Saved data entries:
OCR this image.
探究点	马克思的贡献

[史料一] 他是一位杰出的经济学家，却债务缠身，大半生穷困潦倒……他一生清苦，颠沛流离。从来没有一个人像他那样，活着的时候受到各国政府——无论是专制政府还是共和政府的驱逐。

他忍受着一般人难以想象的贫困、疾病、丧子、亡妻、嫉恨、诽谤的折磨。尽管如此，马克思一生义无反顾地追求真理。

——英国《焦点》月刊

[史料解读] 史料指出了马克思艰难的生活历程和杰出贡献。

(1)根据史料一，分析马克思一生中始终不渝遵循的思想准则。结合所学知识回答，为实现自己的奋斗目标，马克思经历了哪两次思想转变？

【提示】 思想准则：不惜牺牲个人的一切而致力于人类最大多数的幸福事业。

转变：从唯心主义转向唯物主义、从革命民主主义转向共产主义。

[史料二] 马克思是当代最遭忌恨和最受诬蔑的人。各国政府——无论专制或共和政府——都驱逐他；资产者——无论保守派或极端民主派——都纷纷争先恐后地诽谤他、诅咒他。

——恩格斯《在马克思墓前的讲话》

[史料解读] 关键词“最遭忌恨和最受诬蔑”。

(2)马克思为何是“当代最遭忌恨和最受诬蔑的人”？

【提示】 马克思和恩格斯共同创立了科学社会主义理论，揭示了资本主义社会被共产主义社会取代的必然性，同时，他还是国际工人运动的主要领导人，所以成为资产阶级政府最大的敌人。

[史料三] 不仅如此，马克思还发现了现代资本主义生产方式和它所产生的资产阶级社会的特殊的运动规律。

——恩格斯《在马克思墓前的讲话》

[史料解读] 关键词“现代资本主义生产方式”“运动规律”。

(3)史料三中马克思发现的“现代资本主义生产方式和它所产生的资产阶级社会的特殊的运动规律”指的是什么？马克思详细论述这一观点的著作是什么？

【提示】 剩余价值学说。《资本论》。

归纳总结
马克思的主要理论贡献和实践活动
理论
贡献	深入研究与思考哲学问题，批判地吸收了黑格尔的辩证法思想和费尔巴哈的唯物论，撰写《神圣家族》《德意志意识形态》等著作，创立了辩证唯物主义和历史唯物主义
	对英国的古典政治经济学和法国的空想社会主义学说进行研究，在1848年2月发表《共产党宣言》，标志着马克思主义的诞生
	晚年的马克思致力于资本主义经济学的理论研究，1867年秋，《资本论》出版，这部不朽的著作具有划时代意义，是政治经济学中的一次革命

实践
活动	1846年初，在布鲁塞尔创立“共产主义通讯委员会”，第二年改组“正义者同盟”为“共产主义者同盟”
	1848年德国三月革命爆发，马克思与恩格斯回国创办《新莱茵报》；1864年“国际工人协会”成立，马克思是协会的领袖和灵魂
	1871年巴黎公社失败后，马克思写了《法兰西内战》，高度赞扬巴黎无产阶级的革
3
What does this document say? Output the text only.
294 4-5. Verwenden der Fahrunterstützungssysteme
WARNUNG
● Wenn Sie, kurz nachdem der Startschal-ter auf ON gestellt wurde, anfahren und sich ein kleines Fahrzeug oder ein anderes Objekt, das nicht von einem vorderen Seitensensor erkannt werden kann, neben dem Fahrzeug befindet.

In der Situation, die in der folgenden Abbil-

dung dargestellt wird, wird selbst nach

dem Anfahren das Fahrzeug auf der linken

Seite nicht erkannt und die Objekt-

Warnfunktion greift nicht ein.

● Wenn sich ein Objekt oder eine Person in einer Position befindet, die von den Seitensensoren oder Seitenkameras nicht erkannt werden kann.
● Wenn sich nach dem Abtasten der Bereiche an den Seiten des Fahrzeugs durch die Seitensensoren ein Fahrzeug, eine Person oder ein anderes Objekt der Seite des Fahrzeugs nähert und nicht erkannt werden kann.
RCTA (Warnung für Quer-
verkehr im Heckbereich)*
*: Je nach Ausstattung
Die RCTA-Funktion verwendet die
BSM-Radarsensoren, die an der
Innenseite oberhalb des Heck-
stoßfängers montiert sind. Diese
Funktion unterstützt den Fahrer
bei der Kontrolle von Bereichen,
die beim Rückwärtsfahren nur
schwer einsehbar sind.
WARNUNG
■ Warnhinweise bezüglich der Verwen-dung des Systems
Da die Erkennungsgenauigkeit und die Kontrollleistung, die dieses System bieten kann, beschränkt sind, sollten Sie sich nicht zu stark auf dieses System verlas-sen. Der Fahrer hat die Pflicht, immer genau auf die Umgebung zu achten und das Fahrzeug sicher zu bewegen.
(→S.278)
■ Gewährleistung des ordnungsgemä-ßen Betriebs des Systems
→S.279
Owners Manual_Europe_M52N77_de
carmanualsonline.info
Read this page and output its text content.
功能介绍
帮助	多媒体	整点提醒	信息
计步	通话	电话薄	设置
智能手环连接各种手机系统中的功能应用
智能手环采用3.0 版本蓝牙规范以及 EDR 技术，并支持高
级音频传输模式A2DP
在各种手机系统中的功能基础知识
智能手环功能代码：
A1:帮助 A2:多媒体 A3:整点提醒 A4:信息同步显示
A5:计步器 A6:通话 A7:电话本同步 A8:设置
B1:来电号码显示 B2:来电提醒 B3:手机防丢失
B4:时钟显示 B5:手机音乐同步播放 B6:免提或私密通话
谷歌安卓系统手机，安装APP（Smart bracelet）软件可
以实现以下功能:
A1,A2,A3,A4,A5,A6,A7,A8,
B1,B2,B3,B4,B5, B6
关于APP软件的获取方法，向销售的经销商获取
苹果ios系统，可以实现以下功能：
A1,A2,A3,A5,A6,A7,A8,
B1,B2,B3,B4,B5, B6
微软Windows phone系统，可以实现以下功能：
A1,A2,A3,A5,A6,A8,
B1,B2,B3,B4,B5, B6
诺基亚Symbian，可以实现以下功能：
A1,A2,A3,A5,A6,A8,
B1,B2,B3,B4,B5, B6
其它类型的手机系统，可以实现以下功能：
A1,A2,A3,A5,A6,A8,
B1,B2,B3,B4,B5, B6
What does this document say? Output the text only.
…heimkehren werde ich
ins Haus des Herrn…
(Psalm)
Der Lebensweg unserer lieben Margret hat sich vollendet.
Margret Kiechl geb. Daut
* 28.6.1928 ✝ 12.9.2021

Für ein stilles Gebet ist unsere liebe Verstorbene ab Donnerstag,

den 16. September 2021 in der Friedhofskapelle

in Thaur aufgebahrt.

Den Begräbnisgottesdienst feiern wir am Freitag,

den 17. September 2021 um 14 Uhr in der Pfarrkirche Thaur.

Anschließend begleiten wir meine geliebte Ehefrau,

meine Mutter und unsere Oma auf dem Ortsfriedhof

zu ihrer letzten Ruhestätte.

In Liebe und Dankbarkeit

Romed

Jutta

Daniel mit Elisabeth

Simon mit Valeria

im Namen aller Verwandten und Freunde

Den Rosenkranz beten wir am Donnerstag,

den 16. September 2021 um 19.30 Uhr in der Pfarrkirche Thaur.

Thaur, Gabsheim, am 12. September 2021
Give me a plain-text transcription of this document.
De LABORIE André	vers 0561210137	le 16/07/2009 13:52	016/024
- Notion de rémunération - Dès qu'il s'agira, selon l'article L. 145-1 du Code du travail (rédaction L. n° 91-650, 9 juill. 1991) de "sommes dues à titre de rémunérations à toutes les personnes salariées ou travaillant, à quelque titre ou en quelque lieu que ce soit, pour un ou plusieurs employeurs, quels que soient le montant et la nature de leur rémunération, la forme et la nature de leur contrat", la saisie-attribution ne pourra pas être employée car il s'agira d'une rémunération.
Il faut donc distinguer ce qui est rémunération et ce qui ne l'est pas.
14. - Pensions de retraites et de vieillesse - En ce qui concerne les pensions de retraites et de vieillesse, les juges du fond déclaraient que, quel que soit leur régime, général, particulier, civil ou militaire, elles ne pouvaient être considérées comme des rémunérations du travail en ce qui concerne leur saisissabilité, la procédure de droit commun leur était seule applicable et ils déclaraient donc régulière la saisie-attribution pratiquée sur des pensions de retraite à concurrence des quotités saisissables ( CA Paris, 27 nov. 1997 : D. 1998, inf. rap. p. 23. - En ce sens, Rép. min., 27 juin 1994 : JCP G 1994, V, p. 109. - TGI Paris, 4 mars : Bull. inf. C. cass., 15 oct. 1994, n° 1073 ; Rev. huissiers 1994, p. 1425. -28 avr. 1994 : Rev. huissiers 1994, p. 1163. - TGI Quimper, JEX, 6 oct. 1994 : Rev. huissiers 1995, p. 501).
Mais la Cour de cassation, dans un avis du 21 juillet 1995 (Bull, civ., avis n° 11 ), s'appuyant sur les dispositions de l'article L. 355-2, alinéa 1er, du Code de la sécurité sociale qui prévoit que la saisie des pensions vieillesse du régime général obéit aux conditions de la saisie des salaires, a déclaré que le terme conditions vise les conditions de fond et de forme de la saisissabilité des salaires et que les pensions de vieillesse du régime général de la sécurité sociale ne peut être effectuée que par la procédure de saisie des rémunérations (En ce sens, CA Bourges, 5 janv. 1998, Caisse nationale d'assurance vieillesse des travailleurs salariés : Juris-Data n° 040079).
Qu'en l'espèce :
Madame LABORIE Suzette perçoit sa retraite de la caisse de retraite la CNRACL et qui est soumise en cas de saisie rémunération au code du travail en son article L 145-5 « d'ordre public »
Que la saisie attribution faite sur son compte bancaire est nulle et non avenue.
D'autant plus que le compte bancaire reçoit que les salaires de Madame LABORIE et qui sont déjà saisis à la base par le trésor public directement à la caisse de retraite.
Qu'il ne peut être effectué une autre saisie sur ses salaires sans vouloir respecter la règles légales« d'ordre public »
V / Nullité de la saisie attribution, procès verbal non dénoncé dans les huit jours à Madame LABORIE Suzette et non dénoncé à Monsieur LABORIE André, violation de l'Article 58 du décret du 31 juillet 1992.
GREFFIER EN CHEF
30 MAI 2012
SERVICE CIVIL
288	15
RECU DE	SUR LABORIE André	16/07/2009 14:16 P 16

### Problem
Tell how many lines of the material above hold "dung", answering with a bare number.

### Result
2